> **Dataset records**:
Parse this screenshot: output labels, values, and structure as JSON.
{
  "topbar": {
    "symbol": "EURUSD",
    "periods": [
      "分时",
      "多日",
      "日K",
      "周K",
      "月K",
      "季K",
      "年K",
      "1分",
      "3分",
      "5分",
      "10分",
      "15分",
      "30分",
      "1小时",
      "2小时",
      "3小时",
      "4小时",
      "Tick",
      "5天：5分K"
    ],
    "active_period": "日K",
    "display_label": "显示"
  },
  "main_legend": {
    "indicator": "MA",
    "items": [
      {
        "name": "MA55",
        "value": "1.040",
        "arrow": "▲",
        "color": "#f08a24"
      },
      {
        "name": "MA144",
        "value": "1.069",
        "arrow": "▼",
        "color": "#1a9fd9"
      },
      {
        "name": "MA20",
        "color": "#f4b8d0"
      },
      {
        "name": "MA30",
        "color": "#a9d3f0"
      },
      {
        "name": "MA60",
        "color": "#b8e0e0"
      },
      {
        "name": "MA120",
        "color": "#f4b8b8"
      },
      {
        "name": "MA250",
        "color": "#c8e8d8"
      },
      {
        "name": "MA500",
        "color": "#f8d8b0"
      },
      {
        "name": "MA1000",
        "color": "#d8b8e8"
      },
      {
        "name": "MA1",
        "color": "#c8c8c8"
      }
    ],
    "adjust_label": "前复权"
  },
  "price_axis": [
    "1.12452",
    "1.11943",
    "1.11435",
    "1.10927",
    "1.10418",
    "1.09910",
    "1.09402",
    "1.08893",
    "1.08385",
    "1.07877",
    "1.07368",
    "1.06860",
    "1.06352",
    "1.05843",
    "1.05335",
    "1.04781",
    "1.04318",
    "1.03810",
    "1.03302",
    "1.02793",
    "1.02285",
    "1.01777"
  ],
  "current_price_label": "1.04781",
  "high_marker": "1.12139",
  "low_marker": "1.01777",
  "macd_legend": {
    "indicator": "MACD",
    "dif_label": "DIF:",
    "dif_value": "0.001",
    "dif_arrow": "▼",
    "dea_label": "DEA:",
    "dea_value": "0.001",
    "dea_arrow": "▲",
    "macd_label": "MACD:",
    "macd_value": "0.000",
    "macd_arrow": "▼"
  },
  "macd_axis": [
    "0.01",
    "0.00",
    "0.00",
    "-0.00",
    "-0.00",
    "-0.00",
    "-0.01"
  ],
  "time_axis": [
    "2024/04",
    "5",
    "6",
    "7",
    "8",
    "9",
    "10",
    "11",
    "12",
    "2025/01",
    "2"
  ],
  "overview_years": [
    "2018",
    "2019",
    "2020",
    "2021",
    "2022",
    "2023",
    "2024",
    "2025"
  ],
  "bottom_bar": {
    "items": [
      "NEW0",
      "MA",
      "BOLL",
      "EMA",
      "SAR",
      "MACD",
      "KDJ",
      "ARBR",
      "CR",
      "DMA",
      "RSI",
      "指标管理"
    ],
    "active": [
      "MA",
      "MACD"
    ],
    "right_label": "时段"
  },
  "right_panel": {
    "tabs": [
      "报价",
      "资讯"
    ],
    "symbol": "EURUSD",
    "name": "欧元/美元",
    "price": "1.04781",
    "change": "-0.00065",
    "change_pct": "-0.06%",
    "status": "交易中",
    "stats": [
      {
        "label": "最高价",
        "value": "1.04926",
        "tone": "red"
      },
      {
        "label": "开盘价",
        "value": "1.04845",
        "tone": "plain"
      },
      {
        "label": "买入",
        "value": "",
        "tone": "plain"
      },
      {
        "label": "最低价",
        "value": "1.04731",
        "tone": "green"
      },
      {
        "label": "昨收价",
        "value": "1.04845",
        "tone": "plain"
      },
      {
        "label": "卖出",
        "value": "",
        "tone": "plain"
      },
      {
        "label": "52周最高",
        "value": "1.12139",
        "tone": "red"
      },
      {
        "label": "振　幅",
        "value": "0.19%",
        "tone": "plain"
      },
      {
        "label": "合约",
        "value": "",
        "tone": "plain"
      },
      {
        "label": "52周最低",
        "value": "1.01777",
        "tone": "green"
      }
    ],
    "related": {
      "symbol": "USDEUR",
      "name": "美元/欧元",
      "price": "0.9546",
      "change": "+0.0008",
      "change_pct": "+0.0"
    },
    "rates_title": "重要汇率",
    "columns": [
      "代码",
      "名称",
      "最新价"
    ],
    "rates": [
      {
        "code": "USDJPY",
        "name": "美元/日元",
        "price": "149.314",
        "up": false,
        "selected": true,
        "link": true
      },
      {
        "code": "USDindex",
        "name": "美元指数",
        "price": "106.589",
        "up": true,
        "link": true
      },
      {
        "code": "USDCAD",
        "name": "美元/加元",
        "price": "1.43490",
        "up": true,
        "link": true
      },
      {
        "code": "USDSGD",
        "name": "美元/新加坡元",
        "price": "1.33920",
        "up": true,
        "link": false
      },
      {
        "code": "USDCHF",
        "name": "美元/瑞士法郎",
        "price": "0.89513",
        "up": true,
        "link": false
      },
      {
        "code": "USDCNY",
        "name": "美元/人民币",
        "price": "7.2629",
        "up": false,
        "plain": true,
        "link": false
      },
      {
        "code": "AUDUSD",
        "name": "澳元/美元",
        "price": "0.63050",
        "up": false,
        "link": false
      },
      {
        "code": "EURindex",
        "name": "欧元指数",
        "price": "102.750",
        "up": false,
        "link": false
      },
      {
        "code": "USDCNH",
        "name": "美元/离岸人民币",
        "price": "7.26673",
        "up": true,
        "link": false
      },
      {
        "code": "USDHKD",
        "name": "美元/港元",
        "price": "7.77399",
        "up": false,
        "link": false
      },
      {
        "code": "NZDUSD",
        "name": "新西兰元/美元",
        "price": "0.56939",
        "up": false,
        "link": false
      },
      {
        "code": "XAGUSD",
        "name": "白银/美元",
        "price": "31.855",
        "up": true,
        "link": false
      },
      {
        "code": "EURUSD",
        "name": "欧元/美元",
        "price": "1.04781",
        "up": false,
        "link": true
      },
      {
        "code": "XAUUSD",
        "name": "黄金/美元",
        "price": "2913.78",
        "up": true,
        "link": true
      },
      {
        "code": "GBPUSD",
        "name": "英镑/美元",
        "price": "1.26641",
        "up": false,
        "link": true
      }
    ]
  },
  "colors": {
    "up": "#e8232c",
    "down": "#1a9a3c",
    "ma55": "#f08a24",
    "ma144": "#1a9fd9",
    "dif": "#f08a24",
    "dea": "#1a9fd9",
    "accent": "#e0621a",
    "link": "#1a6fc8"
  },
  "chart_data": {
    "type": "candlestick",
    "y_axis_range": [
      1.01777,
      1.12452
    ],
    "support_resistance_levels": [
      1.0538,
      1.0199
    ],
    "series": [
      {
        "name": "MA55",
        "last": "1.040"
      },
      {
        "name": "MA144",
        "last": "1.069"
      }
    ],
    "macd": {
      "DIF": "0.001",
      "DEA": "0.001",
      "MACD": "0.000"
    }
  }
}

> **Exercise prompt**:
Transcribe each entry precisely, missing none.

> **Answer to the exercise**:
Parse this screenshot: output labels, values, and structure as JSON.
{
  "topbar": {
    "symbol": "EURUSD",
    "periods": [
      "分时",
      "多日",
      "日K",
      "周K",
      "月K",
      "季K",
      "年K",
      "1分",
      "3分",
      "5分",
      "10分",
      "15分",
      "30分",
      "1小时",
      "2小时",
      "3小时",
      "4小时",
      "Tick",
      "5天：5分K"
    ],
    "active_period": "日K",
    "display_label": "显示"
  },
  "main_legend": {
    "indicator": "MA",
    "items": [
      {
        "name": "MA55",
        "value": "1.040",
        "arrow": "▲",
        "color": "#f08a24"
      },
      {
        "name": "MA144",
        "value": "1.069",
        "arrow": "▼",
        "color": "#1a9fd9"
      },
      {
        "name": "MA20",
        "color": "#f4b8d0"
      },
      {
        "name": "MA30",
        "color": "#a9d3f0"
      },
      {
        "name": "MA60",
        "color": "#b8e0e0"
      },
      {
        "name": "MA120",
        "color": "#f4b8b8"
      },
      {
        "name": "MA250",
        "color": "#c8e8d8"
      },
      {
        "name": "MA500",
        "color": "#f8d8b0"
      },
      {
        "name": "MA1000",
        "color": "#d8b8e8"
      },
      {
        "name": "MA1",
        "color": "#c8c8c8"
      }
    ],
    "adjust_label": "前复权"
  },
  "price_axis": [
    "1.12452",
    "1.11943",
    "1.11435",
    "1.10927",
    "1.10418",
    "1.09910",
    "1.09402",
    "1.08893",
    "1.08385",
    "1.07877",
    "1.07368",
    "1.06860",
    "1.06352",
    "1.05843",
    "1.05335",
    "1.04781",
    "1.04318",
    "1.03810",
    "1.03302",
    "1.02793",
    "1.02285",
    "1.01777"
  ],
  "current_price_label": "1.04781",
  "high_marker": "1.12139",
  "low_marker": "1.01777",
  "macd_legend": {
    "indicator": "MACD",
    "dif_label": "DIF:",
    "dif_value": "0.001",
    "dif_arrow": "▼",
    "dea_label": "DEA:",
    "dea_value": "0.001",
    "dea_arrow": "▲",
    "macd_label": "MACD:",
    "macd_value": "0.000",
    "macd_arrow": "▼"
  },
  "macd_axis": [
    "0.01",
    "0.00",
    "0.00",
    "-0.00",
    "-0.00",
    "-0.00",
    "-0.01"
  ],
  "time_axis": [
    "2024/04",
    "5",
    "6",
    "7",
    "8",
    "9",
    "10",
    "11",
    "12",
    "2025/01",
    "2"
  ],
  "overview_years": [
    "2018",
    "2019",
    "2020",
    "2021",
    "2022",
    "2023",
    "2024",
    "2025"
  ],
  "bottom_bar": {
    "items": [
      "NEW0",
      "MA",
      "BOLL",
      "EMA",
      "SAR",
      "MACD",
      "KDJ",
      "ARBR",
      "CR",
      "DMA",
      "RSI",
      "指标管理"
    ],
    "active": [
      "MA",
      "MACD"
    ],
    "right_label": "时段"
  },
  "right_panel": {
    "tabs": [
      "报价",
      "资讯"
    ],
    "symbol": "EURUSD",
    "name": "欧元/美元",
    "price": "1.04781",
    "change": "-0.00065",
    "change_pct": "-0.06%",
    "status": "交易中",
    "stats": [
      {
        "label": "最高价",
        "value": "1.04926",
        "tone": "red"
      },
      {
        "label": "开盘价",
        "value": "1.04845",
        "tone": "plain"
      },
      {
        "label": "买入",
        "value": "",
        "tone": "plain"
      },
      {
        "label": "最低价",
        "value": "1.04731",
        "tone": "green"
      },
      {
        "label": "昨收价",
        "value": "1.04845",
        "tone": "plain"
      },
      {
        "label": "卖出",
        "value": "",
        "tone": "plain"
      },
      {
        "label": "52周最高",
        "value": "1.12139",
        "tone": "red"
      },
      {
        "label": "振　幅",
        "value": "0.19%",
        "tone": "plain"
      },
      {
        "label": "合约",
        "value": "",
        "tone": "plain"
      },
      {
        "label": "52周最低",
        "value": "1.01777",
        "tone": "green"
      }
    ],
    "related": {
      "symbol": "USDEUR",
      "name": "美元/欧元",
      "price": "0.9546",
      "change": "+0.0008",
      "change_pct": "+0.0"
    },
    "rates_title": "重要汇率",
    "columns": [
      "代码",
      "名称",
      "最新价"
    ],
    "rates": [
      {
        "code": "USDJPY",
        "name": "美元/日元",
        "price": "149.314",
        "up": false,
        "selected": true,
        "link": true
      },
      {
        "code": "USDindex",
        "name": "美元指数",
        "price": "106.589",
        "up": true,
        "link": true
      },
      {
        "code": "USDCAD",
        "name": "美元/加元",
        "price": "1.43490",
        "up": true,
        "link": true
      },
      {
        "code": "USDSGD",
        "name": "美元/新加坡元",
        "price": "1.33920",
        "up": true,
        "link": false
      },
      {
        "code": "USDCHF",
        "name": "美元/瑞士法郎",
        "price": "0.89513",
        "up": true,
        "link": false
      },
      {
        "code": "USDCNY",
        "name": "美元/人民币",
        "price": "7.2629",
        "up": false,
        "plain": true,
        "link": false
      },
      {
        "code": "AUDUSD",
        "name": "澳元/美元",
        "price": "0.63050",
        "up": false,
        "link": false
      },
      {
        "code": "EURindex",
        "name": "欧元指数",
        "price": "102.750",
        "up": false,
        "link": false
      },
      {
        "code": "USDCNH",
        "name": "美元/离岸人民币",
        "price": "7.26673",
        "up": true,
        "link": false
      },
      {
        "code": "USDHKD",
        "name": "美元/港元",
        "price": "7.77399",
        "up": false,
        "link": false
      },
      {
        "code": "NZDUSD",
        "name": "新西兰元/美元",
        "price": "0.56939",
        "up": false,
        "link": false
      },
      {
        "code": "XAGUSD",
        "name": "白银/美元",
        "price": "31.855",
        "up": true,
        "link": false
      },
      {
        "code": "EURUSD",
        "name": "欧元/美元",
        "price": "1.04781",
        "up": false,
        "link": true
      },
      {
        "code": "XAUUSD",
        "name": "黄金/美元",
        "price": "2913.78",
        "up": true,
        "link": true
      },
      {
        "code": "GBPUSD",
        "name": "英镑/美元",
        "price": "1.26641",
        "up": false,
        "link": true
      }
    ]
  },
  "colors": {
    "up": "#e8232c",
    "down": "#1a9a3c",
    "ma55": "#f08a24",
    "ma144": "#1a9fd9",
    "dif": "#f08a24",
    "dea": "#1a9fd9",
    "accent": "#e0621a",
    "link": "#1a6fc8"
  },
  "chart_data": {
    "type": "candlestick",
    "y_axis_range": [
      1.01777,
      1.12452
    ],
    "support_resistance_levels": [
      1.0538,
      1.0199
    ],
    "series": [
      {
        "name": "MA55",
        "last": "1.040"
      },
      {
        "name": "MA144",
        "last": "1.069"
      }
    ],
    "macd": {
      "DIF": "0.001",
      "DEA": "0.001",
      "MACD": "0.000"
    }
  }
}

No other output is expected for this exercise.